▸ Task to carry out:
Separate out the lines that hold "первой".
— Start of Materials provided —
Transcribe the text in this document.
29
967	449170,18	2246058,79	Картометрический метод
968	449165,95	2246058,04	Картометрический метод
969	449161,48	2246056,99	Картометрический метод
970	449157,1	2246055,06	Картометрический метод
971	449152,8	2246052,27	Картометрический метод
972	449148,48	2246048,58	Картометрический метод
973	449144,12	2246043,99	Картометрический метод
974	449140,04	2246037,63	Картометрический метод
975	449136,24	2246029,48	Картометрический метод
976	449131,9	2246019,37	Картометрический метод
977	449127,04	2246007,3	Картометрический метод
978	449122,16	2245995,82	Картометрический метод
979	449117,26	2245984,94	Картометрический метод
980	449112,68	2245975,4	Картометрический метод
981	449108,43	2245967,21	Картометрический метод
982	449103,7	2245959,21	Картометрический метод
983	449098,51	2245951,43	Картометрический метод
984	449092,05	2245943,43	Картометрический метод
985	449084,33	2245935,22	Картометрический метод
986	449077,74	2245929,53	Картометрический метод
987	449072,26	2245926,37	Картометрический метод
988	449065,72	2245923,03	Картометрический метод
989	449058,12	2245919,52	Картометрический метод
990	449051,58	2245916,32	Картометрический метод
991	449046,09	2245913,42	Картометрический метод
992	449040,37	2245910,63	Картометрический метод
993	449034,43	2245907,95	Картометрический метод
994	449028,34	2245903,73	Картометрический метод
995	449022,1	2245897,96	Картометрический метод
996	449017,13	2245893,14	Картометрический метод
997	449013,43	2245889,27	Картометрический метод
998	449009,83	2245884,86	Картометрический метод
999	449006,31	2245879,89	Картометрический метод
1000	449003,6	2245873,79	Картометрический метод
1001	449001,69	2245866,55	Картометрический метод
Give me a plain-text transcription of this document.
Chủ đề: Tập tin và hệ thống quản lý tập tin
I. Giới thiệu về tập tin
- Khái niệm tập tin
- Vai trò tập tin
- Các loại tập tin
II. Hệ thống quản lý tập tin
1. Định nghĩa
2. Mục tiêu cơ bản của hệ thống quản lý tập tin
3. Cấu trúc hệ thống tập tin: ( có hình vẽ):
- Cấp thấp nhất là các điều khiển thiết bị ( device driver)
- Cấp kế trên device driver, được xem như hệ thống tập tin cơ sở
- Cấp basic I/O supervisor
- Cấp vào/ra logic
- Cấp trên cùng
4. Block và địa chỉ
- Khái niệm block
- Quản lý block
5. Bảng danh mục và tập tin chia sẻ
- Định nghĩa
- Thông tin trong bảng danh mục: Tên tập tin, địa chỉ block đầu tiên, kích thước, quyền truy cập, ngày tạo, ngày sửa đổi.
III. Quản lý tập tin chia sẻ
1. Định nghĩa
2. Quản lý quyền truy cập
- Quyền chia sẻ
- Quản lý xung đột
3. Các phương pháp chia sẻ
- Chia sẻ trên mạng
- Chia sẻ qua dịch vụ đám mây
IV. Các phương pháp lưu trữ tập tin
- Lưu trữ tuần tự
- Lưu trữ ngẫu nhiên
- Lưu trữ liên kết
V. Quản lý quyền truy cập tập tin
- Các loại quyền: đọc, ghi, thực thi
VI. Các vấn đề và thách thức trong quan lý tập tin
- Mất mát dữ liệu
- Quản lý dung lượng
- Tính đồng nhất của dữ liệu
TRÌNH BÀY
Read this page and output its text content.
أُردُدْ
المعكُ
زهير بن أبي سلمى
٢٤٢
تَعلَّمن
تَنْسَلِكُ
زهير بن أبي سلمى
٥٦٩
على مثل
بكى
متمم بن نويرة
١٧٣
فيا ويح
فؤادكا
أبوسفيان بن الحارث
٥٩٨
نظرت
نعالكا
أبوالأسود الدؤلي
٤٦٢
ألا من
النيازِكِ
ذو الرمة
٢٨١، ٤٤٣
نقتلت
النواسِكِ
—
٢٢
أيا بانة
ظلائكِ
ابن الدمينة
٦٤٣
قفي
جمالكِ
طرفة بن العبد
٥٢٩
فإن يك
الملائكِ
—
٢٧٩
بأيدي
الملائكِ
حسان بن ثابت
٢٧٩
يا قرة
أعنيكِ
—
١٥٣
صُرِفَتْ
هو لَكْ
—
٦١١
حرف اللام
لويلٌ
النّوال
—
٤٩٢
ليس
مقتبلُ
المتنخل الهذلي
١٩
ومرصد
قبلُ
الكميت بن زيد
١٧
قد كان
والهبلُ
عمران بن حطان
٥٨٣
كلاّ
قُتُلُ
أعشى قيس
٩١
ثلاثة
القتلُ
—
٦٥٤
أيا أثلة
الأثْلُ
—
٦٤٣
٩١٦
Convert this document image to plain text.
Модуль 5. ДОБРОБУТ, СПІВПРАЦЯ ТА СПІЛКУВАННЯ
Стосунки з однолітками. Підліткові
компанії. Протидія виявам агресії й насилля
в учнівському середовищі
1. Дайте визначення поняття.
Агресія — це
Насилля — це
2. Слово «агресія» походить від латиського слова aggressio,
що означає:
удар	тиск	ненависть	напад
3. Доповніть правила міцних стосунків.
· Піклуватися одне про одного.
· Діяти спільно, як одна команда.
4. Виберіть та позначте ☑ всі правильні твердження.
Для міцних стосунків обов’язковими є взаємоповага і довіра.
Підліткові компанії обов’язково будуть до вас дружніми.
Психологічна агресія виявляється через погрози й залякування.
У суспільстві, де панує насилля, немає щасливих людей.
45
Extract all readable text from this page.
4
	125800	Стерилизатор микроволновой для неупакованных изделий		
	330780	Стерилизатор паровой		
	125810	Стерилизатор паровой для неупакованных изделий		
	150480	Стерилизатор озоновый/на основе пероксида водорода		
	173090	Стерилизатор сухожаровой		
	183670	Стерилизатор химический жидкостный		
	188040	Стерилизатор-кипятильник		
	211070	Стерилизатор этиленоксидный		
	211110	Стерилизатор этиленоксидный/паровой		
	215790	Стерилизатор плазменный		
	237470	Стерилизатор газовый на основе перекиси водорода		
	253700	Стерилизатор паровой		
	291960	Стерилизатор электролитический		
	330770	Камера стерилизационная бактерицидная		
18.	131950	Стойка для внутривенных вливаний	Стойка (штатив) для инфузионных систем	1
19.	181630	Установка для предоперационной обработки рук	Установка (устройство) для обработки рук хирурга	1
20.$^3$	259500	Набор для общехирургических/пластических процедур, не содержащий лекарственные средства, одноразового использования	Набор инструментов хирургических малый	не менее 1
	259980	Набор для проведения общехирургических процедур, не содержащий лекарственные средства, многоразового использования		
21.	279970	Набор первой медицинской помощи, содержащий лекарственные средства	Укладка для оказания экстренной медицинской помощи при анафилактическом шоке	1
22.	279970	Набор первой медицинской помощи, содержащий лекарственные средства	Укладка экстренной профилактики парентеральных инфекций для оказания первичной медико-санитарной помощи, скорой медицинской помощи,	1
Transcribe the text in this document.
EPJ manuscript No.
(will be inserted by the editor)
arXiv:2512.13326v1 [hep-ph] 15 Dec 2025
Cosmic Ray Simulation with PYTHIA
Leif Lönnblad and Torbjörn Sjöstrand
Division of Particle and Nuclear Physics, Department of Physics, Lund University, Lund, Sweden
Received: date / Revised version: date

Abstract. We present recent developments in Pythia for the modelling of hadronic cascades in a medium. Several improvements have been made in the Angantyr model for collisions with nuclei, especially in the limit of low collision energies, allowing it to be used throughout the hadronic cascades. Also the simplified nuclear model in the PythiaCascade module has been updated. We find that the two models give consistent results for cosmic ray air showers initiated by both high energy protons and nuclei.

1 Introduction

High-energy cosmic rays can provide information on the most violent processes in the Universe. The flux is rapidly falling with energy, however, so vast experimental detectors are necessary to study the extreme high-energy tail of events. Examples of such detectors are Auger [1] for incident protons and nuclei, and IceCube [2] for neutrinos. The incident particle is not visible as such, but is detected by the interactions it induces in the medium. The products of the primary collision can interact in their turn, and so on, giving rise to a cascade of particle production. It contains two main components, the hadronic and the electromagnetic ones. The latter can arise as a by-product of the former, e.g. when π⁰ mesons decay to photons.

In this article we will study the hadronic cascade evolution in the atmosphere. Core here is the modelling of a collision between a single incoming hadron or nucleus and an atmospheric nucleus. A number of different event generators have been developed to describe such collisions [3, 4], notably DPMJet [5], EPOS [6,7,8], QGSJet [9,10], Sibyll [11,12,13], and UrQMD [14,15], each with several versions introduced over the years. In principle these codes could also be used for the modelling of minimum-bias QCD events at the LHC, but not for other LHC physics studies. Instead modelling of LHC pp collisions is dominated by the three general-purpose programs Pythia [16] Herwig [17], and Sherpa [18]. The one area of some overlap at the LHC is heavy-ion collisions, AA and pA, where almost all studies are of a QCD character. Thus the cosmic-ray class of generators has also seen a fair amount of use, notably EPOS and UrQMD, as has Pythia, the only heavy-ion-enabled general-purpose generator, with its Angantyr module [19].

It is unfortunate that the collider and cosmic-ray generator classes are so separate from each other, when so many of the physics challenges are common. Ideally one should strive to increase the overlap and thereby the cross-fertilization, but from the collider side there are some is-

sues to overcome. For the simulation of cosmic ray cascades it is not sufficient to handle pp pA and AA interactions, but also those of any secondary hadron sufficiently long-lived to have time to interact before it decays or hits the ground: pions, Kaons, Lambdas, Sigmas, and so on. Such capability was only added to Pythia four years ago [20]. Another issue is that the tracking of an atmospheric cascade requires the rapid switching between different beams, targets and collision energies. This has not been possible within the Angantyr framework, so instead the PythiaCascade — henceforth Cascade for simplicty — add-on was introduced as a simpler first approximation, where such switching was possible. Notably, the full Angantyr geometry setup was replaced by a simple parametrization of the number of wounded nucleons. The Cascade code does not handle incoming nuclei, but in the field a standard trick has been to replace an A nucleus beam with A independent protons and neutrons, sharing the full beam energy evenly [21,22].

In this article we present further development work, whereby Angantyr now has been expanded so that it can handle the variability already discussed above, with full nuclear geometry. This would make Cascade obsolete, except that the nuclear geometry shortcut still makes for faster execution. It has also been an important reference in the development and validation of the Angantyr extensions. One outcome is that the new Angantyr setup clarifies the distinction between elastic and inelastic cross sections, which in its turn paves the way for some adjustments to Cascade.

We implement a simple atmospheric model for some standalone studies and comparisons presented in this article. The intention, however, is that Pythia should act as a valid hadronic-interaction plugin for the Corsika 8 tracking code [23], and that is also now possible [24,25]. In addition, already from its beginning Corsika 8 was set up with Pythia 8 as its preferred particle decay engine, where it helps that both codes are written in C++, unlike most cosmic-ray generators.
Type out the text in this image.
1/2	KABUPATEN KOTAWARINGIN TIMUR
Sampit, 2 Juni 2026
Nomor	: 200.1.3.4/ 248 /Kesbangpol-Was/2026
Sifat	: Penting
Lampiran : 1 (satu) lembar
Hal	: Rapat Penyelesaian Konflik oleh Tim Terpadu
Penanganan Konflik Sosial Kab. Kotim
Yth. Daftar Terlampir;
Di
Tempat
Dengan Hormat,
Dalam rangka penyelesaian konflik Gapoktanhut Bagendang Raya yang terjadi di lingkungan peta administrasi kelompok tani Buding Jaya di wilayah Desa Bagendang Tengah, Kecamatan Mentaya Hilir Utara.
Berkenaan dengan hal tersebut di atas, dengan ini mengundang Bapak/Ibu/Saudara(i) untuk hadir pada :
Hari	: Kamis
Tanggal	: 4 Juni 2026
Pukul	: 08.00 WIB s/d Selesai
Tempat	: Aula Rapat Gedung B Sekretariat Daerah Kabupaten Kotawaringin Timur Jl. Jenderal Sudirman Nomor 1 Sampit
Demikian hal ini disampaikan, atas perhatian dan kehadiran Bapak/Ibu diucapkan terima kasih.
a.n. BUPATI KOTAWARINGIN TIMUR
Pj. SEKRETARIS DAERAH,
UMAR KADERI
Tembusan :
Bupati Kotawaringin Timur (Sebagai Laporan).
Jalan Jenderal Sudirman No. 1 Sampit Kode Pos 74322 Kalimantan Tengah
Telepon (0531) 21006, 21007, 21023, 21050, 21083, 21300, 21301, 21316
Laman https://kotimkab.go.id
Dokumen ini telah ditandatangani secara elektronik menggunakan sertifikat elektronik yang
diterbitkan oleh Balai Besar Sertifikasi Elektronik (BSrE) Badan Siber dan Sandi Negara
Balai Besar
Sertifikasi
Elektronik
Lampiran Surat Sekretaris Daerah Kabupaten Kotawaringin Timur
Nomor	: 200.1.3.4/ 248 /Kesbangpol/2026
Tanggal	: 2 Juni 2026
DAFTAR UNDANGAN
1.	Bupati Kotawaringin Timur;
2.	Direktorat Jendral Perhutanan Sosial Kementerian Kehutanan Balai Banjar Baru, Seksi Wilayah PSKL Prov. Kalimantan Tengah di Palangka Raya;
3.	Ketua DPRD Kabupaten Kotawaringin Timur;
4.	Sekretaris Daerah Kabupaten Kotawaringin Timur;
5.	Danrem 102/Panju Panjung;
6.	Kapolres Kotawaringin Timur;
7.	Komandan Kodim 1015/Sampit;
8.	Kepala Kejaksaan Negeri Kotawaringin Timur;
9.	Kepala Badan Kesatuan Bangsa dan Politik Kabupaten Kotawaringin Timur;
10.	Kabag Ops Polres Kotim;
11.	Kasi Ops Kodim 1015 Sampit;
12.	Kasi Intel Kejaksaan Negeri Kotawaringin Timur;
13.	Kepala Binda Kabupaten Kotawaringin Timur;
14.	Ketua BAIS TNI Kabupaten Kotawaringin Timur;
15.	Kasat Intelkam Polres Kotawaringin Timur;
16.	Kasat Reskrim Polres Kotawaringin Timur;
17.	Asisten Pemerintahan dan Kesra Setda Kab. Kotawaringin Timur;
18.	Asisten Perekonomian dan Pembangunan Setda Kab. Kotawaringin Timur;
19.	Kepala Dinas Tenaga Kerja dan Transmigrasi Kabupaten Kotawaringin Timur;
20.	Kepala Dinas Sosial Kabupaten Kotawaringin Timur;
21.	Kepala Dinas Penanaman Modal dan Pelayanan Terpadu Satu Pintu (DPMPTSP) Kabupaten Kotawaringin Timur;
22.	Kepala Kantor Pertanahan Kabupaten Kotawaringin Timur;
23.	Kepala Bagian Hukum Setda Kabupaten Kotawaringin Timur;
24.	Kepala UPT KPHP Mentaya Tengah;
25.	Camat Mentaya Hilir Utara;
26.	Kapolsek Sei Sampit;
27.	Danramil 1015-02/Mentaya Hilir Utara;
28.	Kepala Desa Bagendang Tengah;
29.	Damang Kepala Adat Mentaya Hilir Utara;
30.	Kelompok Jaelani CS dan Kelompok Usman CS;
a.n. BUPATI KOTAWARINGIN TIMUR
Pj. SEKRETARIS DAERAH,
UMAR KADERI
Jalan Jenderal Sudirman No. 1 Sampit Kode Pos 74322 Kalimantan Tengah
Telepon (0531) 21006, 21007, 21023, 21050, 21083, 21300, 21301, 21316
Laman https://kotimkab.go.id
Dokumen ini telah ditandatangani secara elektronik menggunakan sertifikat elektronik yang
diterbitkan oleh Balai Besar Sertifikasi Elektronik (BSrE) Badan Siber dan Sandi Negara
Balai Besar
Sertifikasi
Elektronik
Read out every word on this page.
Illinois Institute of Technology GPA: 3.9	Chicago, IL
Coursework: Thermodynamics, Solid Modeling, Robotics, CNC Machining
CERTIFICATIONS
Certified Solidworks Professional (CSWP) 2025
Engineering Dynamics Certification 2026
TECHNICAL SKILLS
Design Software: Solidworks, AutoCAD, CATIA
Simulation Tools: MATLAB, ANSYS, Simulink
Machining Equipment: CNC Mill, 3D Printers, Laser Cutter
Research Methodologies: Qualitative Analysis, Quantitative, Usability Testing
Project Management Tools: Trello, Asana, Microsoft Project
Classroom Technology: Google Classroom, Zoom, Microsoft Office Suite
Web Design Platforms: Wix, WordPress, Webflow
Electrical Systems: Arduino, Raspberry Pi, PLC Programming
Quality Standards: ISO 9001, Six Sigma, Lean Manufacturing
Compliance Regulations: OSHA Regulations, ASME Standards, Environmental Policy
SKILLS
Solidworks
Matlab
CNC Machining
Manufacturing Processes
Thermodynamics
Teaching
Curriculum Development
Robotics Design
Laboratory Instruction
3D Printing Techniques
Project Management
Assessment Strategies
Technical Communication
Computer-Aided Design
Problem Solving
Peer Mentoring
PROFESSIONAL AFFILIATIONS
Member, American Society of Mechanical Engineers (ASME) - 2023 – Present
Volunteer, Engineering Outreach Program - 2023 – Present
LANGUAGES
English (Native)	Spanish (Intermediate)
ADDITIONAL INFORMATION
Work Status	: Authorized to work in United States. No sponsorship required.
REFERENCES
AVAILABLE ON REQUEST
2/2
— End of Materials provided —
▸ Reply:
21.	279970	Набор первой медицинской помощи, содержащий лекарственные средства	Укладка для оказания экстренной медицинской помощи при анафилактическом шоке	1
22.	279970	Набор первой медицинской помощи, содержащий лекарственные средства	Укладка экстренной профилактики парентеральных инфекций для оказания первичной медико-санитарной помощи, скорой медицинской помощи,	1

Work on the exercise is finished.